(RECORDED DATA)
----------
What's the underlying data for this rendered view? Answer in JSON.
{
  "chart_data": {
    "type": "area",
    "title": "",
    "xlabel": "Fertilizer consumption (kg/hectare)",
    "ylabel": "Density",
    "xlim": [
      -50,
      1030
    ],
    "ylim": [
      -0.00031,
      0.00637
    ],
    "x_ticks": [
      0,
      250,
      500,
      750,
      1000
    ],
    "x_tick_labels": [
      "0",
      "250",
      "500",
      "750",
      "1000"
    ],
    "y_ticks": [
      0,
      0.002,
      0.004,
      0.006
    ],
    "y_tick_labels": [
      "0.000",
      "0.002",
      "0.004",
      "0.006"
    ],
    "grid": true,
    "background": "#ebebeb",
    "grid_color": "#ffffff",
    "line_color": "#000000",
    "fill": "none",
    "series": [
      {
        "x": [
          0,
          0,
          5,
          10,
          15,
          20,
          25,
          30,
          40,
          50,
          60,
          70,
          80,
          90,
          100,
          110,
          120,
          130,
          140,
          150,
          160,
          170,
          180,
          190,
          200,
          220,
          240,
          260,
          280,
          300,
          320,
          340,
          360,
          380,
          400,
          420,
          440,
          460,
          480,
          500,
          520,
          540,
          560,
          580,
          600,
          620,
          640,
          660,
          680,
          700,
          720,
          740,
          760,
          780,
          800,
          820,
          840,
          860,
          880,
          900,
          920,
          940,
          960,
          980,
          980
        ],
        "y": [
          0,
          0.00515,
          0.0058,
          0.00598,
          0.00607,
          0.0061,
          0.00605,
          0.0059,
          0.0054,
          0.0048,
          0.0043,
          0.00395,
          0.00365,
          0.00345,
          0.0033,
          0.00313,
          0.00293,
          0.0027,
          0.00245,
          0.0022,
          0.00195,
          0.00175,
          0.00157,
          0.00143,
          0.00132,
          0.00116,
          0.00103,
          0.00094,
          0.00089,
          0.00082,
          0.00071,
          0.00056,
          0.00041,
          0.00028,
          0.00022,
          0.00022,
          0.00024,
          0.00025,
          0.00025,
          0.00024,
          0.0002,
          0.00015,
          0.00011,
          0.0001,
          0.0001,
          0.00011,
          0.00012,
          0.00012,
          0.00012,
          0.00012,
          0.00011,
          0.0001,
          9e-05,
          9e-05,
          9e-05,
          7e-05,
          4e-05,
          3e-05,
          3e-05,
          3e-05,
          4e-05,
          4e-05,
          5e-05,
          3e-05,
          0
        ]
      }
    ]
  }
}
----------
(WORK TO BE COMPLETED)
Repeat the records above in full, character for character.

(RESPONSE TO THIS TASK)
What's the underlying data for this rendered view? Answer in JSON.
{
  "chart_data": {
    "type": "area",
    "title": "",
    "xlabel": "Fertilizer consumption (kg/hectare)",
    "ylabel": "Density",
    "xlim": [
      -50,
      1030
    ],
    "ylim": [
      -0.00031,
      0.00637
    ],
    "x_ticks": [
      0,
      250,
      500,
      750,
      1000
    ],
    "x_tick_labels": [
      "0",
      "250",
      "500",
      "750",
      "1000"
    ],
    "y_ticks": [
      0,
      0.002,
      0.004,
      0.006
    ],
    "y_tick_labels": [
      "0.000",
      "0.002",
      "0.004",
      "0.006"
    ],
    "grid": true,
    "background": "#ebebeb",
    "grid_color": "#ffffff",
    "line_color": "#000000",
    "fill": "none",
    "series": [
      {
        "x": [
          0,
          0,
          5,
          10,
          15,
          20,
          25,
          30,
          40,
          50,
          60,
          70,
          80,
          90,
          100,
          110,
          120,
          130,
          140,
          150,
          160,
          170,
          180,
          190,
          200,
          220,
          240,
          260,
          280,
          300,
          320,
          340,
          360,
          380,
          400,
          420,
          440,
          460,
          480,
          500,
          520,
          540,
          560,
          580,
          600,
          620,
          640,
          660,
          680,
          700,
          720,
          740,
          760,
          780,
          800,
          820,
          840,
          860,
          880,
          900,
          920,
          940,
          960,
          980,
          980
        ],
        "y": [
          0,
          0.00515,
          0.0058,
          0.00598,
          0.00607,
          0.0061,
          0.00605,
          0.0059,
          0.0054,
          0.0048,
          0.0043,
          0.00395,
          0.00365,
          0.00345,
          0.0033,
          0.00313,
          0.00293,
          0.0027,
          0.00245,
          0.0022,
          0.00195,
          0.00175,
          0.00157,
          0.00143,
          0.00132,
          0.00116,
          0.00103,
          0.00094,
          0.00089,
          0.00082,
          0.00071,
          0.00056,
          0.00041,
          0.00028,
          0.00022,
          0.00022,
          0.00024,
          0.00025,
          0.00025,
          0.00024,
          0.0002,
          0.00015,
          0.00011,
          0.0001,
          0.0001,
          0.00011,
          0.00012,
          0.00012,
          0.00012,
          0.00012,
          0.00011,
          0.0001,
          9e-05,
          9e-05,
          9e-05,
          7e-05,
          4e-05,
          3e-05,
          3e-05,
          3e-05,
          4e-05,
          4e-05,
          5e-05,
          3e-05,
          0
        ]
      }
    ]
  }
}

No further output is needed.